• _PROBLEM DETAILS_
Render everything from the line containing "cell-d: 3/16=4.8mm=0.185in bbox=[408, 950, 743, 1007]" down to the line containing "cell-d: 5/32=4mm=0.15in bbox=[408, 616, 743, 674]" in the data as a numbered list, leaving out blank lines and including both end lines.

[Records]
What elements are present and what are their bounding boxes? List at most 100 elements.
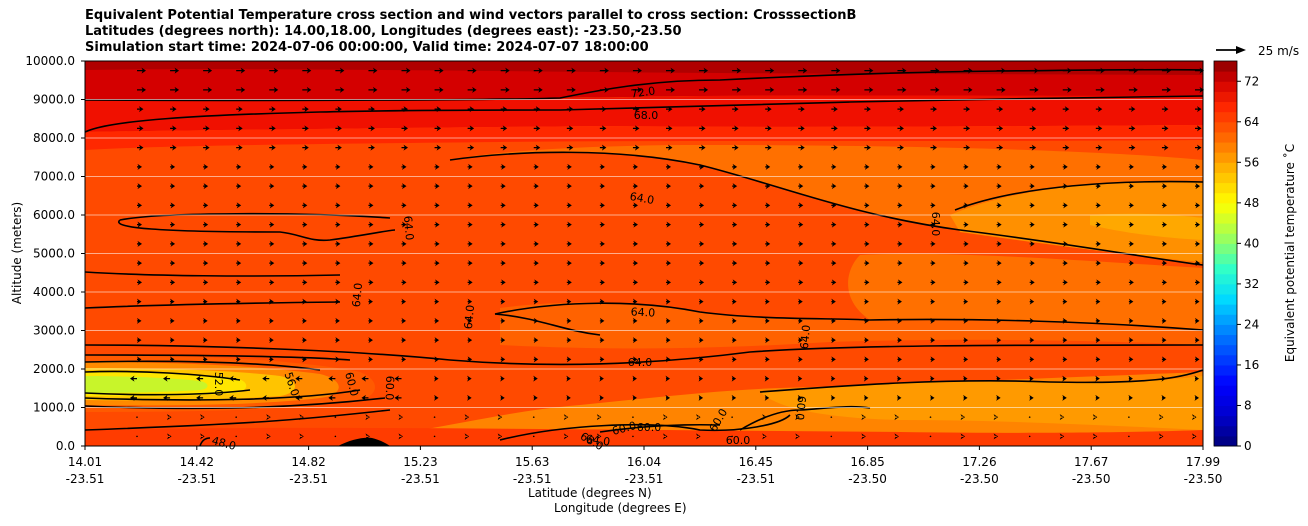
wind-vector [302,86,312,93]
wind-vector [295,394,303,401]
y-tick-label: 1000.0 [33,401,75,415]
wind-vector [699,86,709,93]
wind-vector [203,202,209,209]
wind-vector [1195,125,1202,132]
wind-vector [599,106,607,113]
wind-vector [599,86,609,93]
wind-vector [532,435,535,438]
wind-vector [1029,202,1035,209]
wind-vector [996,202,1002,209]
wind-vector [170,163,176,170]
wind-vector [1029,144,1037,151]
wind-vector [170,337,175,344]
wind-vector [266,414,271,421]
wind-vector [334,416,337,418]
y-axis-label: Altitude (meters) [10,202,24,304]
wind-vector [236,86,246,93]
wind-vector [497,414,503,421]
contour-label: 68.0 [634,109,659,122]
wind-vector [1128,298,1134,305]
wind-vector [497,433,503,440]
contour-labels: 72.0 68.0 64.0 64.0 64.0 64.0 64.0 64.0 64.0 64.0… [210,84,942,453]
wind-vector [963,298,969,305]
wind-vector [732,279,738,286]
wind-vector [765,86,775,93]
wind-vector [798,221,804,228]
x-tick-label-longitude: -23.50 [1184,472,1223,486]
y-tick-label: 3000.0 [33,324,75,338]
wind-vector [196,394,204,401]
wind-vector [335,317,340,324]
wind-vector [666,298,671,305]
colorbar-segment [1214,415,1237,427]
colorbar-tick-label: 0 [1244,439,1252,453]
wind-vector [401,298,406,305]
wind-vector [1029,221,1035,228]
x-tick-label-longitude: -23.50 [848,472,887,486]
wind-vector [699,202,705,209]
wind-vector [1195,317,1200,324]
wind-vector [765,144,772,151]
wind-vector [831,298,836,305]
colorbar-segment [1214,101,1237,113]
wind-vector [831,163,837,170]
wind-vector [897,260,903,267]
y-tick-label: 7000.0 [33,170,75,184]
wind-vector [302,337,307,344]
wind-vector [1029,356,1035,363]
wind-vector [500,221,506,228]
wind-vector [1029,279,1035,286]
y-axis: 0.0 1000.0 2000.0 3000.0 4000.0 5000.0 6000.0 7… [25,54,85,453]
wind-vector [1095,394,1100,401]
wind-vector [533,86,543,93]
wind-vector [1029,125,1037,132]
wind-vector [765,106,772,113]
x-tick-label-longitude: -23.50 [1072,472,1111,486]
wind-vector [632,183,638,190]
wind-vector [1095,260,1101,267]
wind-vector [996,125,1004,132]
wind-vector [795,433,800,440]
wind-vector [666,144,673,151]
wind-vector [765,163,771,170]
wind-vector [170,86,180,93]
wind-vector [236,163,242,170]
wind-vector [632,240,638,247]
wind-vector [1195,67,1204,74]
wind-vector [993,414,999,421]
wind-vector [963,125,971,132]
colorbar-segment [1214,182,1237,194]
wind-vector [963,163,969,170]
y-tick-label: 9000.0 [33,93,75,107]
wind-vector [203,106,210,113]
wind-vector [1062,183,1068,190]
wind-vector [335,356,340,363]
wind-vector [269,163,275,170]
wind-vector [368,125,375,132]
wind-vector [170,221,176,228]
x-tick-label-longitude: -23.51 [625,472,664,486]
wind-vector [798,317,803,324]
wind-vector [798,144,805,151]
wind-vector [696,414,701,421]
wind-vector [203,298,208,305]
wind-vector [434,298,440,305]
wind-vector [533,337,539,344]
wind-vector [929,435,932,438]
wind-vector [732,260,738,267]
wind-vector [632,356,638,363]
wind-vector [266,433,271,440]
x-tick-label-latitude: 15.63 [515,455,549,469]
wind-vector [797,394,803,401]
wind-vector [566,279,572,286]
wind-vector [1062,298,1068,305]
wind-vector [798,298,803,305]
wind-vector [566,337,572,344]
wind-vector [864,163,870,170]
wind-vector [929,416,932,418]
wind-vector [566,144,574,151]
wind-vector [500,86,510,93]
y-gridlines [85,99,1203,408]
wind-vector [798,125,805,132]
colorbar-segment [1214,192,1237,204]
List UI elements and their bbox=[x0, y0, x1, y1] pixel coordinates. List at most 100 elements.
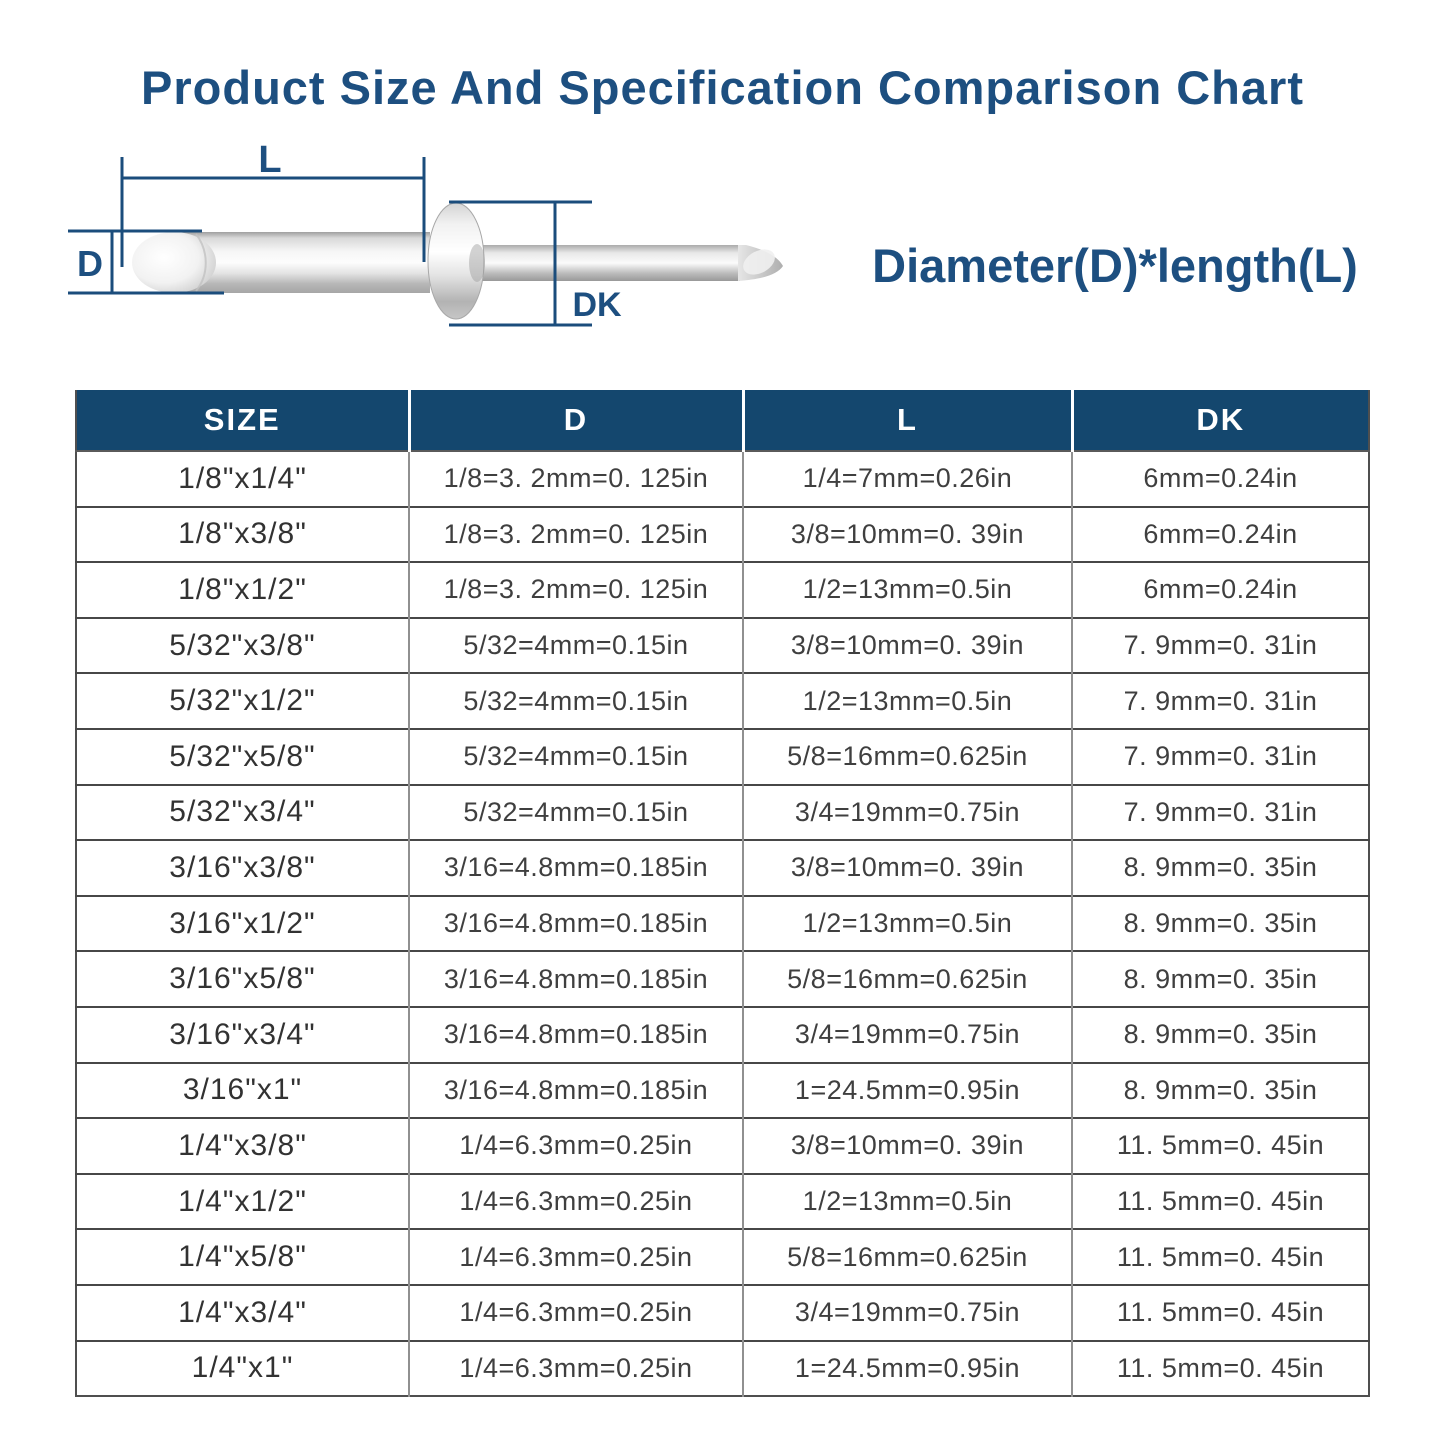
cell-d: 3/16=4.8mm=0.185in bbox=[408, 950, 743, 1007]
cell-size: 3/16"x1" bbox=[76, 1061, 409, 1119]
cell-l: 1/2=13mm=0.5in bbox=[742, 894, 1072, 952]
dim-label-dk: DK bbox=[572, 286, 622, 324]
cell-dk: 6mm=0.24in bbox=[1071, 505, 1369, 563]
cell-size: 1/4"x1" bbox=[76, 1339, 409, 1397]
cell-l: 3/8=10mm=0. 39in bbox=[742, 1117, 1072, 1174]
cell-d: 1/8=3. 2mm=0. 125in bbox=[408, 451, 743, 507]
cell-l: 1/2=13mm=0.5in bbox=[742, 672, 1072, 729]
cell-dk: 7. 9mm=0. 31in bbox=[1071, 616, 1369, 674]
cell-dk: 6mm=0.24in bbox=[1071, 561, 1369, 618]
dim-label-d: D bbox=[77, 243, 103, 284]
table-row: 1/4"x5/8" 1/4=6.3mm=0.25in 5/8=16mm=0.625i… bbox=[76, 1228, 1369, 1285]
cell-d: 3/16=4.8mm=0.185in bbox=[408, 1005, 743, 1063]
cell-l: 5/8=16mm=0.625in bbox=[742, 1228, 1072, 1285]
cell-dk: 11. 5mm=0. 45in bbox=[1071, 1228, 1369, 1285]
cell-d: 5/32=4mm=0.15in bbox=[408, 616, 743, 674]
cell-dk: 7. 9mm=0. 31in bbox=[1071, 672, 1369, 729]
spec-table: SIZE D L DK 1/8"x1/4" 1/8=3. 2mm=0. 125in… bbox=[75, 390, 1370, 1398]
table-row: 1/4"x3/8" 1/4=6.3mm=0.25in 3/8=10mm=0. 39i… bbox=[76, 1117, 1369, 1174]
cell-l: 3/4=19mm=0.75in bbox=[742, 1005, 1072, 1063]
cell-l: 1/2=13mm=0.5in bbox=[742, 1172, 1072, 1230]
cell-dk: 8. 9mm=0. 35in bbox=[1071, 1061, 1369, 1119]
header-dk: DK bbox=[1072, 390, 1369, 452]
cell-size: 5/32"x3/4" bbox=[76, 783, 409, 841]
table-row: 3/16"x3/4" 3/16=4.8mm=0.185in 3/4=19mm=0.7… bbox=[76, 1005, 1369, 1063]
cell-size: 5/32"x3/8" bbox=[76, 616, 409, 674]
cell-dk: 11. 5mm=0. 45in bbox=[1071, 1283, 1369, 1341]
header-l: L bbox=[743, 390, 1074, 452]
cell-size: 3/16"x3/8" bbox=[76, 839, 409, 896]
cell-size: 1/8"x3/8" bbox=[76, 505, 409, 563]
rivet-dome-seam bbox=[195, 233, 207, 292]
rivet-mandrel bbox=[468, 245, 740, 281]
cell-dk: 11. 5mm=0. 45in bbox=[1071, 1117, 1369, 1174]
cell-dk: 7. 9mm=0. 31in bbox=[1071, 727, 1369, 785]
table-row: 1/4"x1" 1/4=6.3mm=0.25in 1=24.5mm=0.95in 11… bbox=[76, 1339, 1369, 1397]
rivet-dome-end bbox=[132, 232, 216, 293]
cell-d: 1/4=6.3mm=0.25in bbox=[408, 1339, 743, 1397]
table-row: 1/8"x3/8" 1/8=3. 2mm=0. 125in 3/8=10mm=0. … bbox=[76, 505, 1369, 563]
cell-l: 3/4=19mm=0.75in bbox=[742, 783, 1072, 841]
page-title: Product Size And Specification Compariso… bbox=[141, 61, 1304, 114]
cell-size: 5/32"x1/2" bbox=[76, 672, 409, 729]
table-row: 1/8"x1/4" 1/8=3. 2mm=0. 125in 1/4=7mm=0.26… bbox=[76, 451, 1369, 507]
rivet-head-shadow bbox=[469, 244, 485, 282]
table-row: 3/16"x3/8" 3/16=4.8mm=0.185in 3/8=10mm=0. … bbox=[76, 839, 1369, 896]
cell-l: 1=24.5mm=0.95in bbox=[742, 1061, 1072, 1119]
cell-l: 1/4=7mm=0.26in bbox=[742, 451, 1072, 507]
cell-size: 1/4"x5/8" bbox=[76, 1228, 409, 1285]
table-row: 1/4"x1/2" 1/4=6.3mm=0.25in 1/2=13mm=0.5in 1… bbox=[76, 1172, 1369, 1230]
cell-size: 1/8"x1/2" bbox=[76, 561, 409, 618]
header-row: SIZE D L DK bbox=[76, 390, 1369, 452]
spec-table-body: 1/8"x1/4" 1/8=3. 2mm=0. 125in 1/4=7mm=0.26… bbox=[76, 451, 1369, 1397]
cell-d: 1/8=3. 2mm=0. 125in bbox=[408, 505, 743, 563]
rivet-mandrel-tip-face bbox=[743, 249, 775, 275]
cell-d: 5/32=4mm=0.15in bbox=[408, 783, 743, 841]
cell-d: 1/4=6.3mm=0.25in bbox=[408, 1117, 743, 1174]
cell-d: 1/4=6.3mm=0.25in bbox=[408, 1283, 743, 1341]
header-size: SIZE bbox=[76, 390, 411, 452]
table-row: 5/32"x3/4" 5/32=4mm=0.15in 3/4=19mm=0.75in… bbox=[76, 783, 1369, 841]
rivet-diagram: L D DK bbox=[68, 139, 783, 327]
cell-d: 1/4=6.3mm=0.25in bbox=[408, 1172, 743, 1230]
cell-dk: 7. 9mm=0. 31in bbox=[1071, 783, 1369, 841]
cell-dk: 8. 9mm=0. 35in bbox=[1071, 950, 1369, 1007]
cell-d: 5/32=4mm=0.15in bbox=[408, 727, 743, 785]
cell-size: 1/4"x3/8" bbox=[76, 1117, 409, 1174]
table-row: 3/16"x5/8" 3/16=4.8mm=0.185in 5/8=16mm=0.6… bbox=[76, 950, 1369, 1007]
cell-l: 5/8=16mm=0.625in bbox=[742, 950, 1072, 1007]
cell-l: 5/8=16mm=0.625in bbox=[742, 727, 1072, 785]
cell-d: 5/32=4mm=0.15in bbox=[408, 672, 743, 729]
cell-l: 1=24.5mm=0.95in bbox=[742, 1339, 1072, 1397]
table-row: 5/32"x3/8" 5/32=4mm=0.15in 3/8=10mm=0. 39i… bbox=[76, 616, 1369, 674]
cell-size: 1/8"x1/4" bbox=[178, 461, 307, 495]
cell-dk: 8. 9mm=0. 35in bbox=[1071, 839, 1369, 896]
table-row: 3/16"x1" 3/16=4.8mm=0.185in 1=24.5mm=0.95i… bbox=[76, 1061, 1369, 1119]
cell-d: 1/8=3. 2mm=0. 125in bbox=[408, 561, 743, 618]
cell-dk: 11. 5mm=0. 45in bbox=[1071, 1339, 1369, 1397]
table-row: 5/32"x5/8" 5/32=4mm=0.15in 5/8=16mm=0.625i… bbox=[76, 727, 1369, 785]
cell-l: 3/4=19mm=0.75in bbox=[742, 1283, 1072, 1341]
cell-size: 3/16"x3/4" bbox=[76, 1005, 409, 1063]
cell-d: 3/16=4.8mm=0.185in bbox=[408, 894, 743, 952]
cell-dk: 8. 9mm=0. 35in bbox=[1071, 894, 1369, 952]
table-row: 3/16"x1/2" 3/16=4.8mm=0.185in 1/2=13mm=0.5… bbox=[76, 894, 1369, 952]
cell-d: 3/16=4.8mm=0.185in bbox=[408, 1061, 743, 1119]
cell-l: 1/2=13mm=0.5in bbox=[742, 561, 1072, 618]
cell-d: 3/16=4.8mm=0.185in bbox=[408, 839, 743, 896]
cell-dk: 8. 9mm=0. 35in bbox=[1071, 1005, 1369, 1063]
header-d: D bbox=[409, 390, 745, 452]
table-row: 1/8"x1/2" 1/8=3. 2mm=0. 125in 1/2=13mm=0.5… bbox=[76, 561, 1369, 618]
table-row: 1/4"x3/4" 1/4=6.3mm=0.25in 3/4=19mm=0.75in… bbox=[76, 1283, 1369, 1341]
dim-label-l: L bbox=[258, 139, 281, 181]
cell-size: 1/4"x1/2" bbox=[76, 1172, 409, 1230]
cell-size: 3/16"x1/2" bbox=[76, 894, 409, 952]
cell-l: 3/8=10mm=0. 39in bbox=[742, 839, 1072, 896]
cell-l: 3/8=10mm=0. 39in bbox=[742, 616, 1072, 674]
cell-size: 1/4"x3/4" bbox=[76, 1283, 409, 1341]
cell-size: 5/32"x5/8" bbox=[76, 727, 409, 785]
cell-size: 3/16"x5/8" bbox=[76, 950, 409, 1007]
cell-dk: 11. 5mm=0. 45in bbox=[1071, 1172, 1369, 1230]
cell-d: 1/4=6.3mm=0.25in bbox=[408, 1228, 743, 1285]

* * *

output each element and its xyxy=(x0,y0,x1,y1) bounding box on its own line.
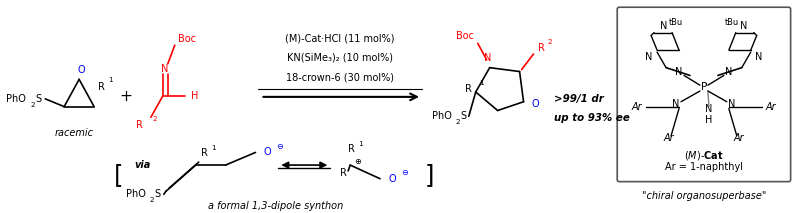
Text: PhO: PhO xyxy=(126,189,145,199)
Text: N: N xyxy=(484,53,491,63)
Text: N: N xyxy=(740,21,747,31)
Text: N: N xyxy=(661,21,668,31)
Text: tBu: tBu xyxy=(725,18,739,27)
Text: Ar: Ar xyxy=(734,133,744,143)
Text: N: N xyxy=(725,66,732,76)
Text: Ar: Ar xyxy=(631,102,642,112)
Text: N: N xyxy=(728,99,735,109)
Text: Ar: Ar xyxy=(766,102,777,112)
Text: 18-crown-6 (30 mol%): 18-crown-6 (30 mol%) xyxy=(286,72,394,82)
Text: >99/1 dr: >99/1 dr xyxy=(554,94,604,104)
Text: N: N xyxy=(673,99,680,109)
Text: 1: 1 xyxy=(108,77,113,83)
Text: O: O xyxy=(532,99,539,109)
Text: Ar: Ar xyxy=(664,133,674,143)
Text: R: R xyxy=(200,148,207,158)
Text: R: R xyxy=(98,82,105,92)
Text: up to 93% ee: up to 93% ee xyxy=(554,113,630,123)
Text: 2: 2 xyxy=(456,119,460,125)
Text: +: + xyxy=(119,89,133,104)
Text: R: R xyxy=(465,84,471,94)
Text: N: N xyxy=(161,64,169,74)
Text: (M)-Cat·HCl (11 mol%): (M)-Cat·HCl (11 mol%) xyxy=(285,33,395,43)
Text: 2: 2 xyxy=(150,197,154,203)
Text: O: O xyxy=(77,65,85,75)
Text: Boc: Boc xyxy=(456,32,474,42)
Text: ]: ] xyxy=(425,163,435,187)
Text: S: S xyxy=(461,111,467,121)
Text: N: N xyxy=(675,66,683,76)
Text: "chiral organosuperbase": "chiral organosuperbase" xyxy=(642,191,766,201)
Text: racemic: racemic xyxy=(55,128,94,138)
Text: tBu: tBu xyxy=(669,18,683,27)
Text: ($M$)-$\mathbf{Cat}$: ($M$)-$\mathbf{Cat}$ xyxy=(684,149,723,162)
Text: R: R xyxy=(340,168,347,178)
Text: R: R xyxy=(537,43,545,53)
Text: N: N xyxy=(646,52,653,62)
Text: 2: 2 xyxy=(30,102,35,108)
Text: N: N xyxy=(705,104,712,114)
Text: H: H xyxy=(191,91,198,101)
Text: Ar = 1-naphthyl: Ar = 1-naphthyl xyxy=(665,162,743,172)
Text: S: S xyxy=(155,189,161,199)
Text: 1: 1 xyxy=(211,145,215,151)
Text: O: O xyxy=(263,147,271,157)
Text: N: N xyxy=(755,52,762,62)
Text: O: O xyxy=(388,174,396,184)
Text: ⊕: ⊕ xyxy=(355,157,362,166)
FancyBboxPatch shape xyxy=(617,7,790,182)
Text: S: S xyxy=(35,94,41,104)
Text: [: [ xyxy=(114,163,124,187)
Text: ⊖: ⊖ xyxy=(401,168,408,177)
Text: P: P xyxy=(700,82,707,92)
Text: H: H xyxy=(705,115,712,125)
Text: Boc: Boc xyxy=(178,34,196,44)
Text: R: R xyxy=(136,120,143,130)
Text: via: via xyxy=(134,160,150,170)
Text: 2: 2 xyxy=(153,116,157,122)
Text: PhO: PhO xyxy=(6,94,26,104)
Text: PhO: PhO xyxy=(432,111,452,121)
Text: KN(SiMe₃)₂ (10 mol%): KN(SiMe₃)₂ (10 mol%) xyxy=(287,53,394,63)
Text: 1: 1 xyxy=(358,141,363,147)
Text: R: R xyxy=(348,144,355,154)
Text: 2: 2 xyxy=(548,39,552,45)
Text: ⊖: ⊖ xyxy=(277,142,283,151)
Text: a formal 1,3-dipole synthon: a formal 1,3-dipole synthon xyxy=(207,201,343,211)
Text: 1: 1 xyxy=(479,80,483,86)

• _COMPLETE RESPONSE_
1. cell-d: 3/16=4.8mm=0.185in bbox=[408, 950, 743, 1007]
2. cell-size: 3/16"x1" bbox=[76, 1061, 409, 1119]
3. cell-l: 1/2=13mm=0.5in bbox=[742, 894, 1072, 952]
4. dim-label-dk: DK bbox=[572, 286, 622, 324]
5. cell-dk: 6mm=0.24in bbox=[1071, 505, 1369, 563]
6. cell-size: 1/4"x1" bbox=[76, 1339, 409, 1397]
7. cell-l: 3/8=10mm=0. 39in bbox=[742, 1117, 1072, 1174]
8. cell-d: 1/8=3. 2mm=0. 125in bbox=[408, 451, 743, 507]
9. cell-l: 1/2=13mm=0.5in bbox=[742, 672, 1072, 729]
10. cell-dk: 7. 9mm=0. 31in bbox=[1071, 616, 1369, 674]
11. cell-dk: 6mm=0.24in bbox=[1071, 561, 1369, 618]
12. dim-label-d: D bbox=[77, 243, 103, 284]
13. table-row: 1/4"x5/8" 1/4=6.3mm=0.25in 5/8=16mm=0.625i… bbox=[76, 1228, 1369, 1285]
14. cell-d: 3/16=4.8mm=0.185in bbox=[408, 1005, 743, 1063]
15. cell-l: 5/8=16mm=0.625in bbox=[742, 1228, 1072, 1285]
16. cell-dk: 11. 5mm=0. 45in bbox=[1071, 1228, 1369, 1285]
17. cell-d: 5/32=4mm=0.15in bbox=[408, 616, 743, 674]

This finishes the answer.